Short problem = Answer with one number: the count of lines in this material that hold the word "Contains".

Extracts from a graphics dataset:
════════════════════
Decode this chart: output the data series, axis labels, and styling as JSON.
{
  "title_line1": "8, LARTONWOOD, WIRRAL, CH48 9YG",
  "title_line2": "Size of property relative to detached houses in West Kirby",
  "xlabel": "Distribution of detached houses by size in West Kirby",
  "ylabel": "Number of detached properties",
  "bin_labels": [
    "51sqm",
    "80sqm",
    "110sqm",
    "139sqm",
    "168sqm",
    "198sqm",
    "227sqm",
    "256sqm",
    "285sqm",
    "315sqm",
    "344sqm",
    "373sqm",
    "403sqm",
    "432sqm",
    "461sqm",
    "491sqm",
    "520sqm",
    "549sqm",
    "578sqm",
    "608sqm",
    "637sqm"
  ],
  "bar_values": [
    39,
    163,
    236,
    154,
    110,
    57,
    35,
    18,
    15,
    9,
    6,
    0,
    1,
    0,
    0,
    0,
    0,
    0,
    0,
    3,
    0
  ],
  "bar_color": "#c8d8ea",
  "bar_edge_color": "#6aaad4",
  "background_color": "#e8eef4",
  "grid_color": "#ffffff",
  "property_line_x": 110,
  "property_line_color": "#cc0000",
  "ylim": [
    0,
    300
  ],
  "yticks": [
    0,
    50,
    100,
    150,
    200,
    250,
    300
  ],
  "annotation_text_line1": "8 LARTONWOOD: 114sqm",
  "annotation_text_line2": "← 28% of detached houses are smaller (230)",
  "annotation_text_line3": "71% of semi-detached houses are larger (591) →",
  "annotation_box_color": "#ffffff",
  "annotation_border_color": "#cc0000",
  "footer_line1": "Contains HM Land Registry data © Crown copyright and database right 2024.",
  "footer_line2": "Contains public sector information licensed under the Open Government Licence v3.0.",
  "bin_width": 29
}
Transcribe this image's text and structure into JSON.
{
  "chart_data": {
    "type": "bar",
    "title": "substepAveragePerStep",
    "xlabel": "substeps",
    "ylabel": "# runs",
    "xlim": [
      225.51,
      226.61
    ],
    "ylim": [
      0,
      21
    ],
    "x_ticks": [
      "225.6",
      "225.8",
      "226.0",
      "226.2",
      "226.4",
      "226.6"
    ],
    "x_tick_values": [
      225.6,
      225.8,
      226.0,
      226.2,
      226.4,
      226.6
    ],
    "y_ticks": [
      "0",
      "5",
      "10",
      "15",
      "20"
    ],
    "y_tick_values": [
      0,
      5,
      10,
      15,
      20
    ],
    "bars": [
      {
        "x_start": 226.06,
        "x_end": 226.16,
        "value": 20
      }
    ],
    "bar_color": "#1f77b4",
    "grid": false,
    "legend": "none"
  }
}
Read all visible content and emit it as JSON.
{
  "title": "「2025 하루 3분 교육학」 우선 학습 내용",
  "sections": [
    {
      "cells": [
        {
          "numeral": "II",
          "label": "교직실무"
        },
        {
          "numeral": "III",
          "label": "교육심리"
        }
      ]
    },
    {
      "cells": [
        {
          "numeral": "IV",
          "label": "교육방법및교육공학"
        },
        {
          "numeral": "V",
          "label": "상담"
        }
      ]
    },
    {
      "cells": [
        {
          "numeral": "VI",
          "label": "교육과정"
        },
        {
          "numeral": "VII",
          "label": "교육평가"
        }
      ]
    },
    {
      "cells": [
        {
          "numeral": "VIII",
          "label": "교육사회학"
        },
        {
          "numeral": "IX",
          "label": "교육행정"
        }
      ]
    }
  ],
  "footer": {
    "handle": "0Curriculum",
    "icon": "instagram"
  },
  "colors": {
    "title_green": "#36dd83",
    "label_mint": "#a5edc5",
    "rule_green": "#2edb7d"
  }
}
════════════════════
Solution for this problem = 2